(Dataset items)
--------------------------------------------------

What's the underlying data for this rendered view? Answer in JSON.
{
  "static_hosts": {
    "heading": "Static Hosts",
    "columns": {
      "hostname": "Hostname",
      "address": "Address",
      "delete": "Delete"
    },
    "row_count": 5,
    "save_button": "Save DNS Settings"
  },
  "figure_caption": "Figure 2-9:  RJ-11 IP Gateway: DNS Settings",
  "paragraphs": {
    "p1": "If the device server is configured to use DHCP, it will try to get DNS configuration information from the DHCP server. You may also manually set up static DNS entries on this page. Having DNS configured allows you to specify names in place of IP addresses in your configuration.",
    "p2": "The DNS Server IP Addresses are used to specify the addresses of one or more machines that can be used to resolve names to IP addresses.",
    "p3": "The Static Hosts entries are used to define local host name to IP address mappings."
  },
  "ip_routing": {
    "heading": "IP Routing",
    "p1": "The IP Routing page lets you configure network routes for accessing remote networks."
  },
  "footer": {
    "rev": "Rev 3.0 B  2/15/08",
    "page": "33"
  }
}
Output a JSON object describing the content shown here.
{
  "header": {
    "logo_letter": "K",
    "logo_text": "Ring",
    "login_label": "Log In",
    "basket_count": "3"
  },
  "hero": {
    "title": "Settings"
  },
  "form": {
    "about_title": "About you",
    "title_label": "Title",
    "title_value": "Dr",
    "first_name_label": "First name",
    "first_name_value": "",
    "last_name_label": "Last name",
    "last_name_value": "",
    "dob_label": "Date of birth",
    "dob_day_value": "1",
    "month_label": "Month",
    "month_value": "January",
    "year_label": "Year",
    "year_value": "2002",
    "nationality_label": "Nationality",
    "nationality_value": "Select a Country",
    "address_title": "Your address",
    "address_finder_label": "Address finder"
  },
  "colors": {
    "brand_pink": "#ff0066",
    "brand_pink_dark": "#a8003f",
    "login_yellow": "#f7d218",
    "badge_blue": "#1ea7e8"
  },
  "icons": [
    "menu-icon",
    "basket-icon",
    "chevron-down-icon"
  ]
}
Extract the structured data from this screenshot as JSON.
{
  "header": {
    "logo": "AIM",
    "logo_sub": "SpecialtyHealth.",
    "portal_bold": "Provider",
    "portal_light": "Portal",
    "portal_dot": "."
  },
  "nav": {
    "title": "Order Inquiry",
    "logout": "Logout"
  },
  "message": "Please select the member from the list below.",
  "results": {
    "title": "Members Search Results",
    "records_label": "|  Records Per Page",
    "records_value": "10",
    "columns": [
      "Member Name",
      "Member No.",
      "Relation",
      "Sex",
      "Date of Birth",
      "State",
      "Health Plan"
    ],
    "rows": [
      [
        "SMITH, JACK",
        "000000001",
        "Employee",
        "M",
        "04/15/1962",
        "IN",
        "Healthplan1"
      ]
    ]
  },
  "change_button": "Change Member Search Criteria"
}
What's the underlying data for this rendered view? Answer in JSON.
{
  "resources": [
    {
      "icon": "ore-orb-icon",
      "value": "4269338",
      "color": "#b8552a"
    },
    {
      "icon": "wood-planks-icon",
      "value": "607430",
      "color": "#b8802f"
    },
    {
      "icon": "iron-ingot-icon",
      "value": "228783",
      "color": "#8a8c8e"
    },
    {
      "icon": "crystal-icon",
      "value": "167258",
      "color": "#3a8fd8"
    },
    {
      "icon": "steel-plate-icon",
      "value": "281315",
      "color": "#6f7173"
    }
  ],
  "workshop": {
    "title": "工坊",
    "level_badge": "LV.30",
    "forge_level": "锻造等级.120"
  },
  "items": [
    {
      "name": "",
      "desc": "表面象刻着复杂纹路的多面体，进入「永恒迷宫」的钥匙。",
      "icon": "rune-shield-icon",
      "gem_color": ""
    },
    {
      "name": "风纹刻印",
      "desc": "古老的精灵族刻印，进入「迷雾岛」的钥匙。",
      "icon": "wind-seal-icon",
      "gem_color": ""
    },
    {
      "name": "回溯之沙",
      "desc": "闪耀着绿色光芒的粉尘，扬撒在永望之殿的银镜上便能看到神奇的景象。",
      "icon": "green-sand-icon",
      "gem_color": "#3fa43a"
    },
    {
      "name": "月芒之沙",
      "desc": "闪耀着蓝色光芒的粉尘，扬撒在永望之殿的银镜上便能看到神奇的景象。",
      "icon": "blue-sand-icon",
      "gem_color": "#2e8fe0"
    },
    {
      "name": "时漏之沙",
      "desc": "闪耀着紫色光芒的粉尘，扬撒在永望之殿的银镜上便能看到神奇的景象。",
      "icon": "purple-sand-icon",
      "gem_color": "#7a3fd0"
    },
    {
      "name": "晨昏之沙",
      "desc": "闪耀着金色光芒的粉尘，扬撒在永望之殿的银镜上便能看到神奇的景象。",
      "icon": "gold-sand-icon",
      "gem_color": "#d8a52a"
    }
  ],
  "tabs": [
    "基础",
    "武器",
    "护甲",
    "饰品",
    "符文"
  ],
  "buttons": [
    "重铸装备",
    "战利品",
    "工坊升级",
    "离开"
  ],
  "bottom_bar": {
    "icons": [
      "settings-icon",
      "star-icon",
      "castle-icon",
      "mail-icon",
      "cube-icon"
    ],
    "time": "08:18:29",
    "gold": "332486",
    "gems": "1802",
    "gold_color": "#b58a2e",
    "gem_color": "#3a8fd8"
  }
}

--------------------------------------------------

_Set task:_
Above are some records; repeat all of them exactly.

_Expected answer:_
What's the underlying data for this rendered view? Answer in JSON.
{
  "static_hosts": {
    "heading": "Static Hosts",
    "columns": {
      "hostname": "Hostname",
      "address": "Address",
      "delete": "Delete"
    },
    "row_count": 5,
    "save_button": "Save DNS Settings"
  },
  "figure_caption": "Figure 2-9:  RJ-11 IP Gateway: DNS Settings",
  "paragraphs": {
    "p1": "If the device server is configured to use DHCP, it will try to get DNS configuration information from the DHCP server. You may also manually set up static DNS entries on this page. Having DNS configured allows you to specify names in place of IP addresses in your configuration.",
    "p2": "The DNS Server IP Addresses are used to specify the addresses of one or more machines that can be used to resolve names to IP addresses.",
    "p3": "The Static Hosts entries are used to define local host name to IP address mappings."
  },
  "ip_routing": {
    "heading": "IP Routing",
    "p1": "The IP Routing page lets you configure network routes for accessing remote networks."
  },
  "footer": {
    "rev": "Rev 3.0 B  2/15/08",
    "page": "33"
  }
}
Output a JSON object describing the content shown here.
{
  "header": {
    "logo_letter": "K",
    "logo_text": "Ring",
    "login_label": "Log In",
    "basket_count": "3"
  },
  "hero": {
    "title": "Settings"
  },
  "form": {
    "about_title": "About you",
    "title_label": "Title",
    "title_value": "Dr",
    "first_name_label": "First name",
    "first_name_value": "",
    "last_name_label": "Last name",
    "last_name_value": "",
    "dob_label": "Date of birth",
    "dob_day_value": "1",
    "month_label": "Month",
    "month_value": "January",
    "year_label": "Year",
    "year_value": "2002",
    "nationality_label": "Nationality",
    "nationality_value": "Select a Country",
    "address_title": "Your address",
    "address_finder_label": "Address finder"
  },
  "colors": {
    "brand_pink": "#ff0066",
    "brand_pink_dark": "#a8003f",
    "login_yellow": "#f7d218",
    "badge_blue": "#1ea7e8"
  },
  "icons": [
    "menu-icon",
    "basket-icon",
    "chevron-down-icon"
  ]
}
Extract the structured data from this screenshot as JSON.
{
  "header": {
    "logo": "AIM",
    "logo_sub": "SpecialtyHealth.",
    "portal_bold": "Provider",
    "portal_light": "Portal",
    "portal_dot": "."
  },
  "nav": {
    "title": "Order Inquiry",
    "logout": "Logout"
  },
  "message": "Please select the member from the list below.",
  "results": {
    "title": "Members Search Results",
    "records_label": "|  Records Per Page",
    "records_value": "10",
    "columns": [
      "Member Name",
      "Member No.",
      "Relation",
      "Sex",
      "Date of Birth",
      "State",
      "Health Plan"
    ],
    "rows": [
      [
        "SMITH, JACK",
        "000000001",
        "Employee",
        "M",
        "04/15/1962",
        "IN",
        "Healthplan1"
      ]
    ]
  },
  "change_button": "Change Member Search Criteria"
}
What's the underlying data for this rendered view? Answer in JSON.
{
  "resources": [
    {
      "icon": "ore-orb-icon",
      "value": "4269338",
      "color": "#b8552a"
    },
    {
      "icon": "wood-planks-icon",
      "value": "607430",
      "color": "#b8802f"
    },
    {
      "icon": "iron-ingot-icon",
      "value": "228783",
      "color": "#8a8c8e"
    },
    {
      "icon": "crystal-icon",
      "value": "167258",
      "color": "#3a8fd8"
    },
    {
      "icon": "steel-plate-icon",
      "value": "281315",
      "color": "#6f7173"
    }
  ],
  "workshop": {
    "title": "工坊",
    "level_badge": "LV.30",
    "forge_level": "锻造等级.120"
  },
  "items": [
    {
      "name": "",
      "desc": "表面象刻着复杂纹路的多面体，进入「永恒迷宫」的钥匙。",
      "icon": "rune-shield-icon",
      "gem_color": ""
    },
    {
      "name": "风纹刻印",
      "desc": "古老的精灵族刻印，进入「迷雾岛」的钥匙。",
      "icon": "wind-seal-icon",
      "gem_color": ""
    },
    {
      "name": "回溯之沙",
      "desc": "闪耀着绿色光芒的粉尘，扬撒在永望之殿的银镜上便能看到神奇的景象。",
      "icon": "green-sand-icon",
      "gem_color": "#3fa43a"
    },
    {
      "name": "月芒之沙",
      "desc": "闪耀着蓝色光芒的粉尘，扬撒在永望之殿的银镜上便能看到神奇的景象。",
      "icon": "blue-sand-icon",
      "gem_color": "#2e8fe0"
    },
    {
      "name": "时漏之沙",
      "desc": "闪耀着紫色光芒的粉尘，扬撒在永望之殿的银镜上便能看到神奇的景象。",
      "icon": "purple-sand-icon",
      "gem_color": "#7a3fd0"
    },
    {
      "name": "晨昏之沙",
      "desc": "闪耀着金色光芒的粉尘，扬撒在永望之殿的银镜上便能看到神奇的景象。",
      "icon": "gold-sand-icon",
      "gem_color": "#d8a52a"
    }
  ],
  "tabs": [
    "基础",
    "武器",
    "护甲",
    "饰品",
    "符文"
  ],
  "buttons": [
    "重铸装备",
    "战利品",
    "工坊升级",
    "离开"
  ],
  "bottom_bar": {
    "icons": [
      "settings-icon",
      "star-icon",
      "castle-icon",
      "mail-icon",
      "cube-icon"
    ],
    "time": "08:18:29",
    "gold": "332486",
    "gems": "1802",
    "gold_color": "#b58a2e",
    "gem_color": "#3a8fd8"
  }
}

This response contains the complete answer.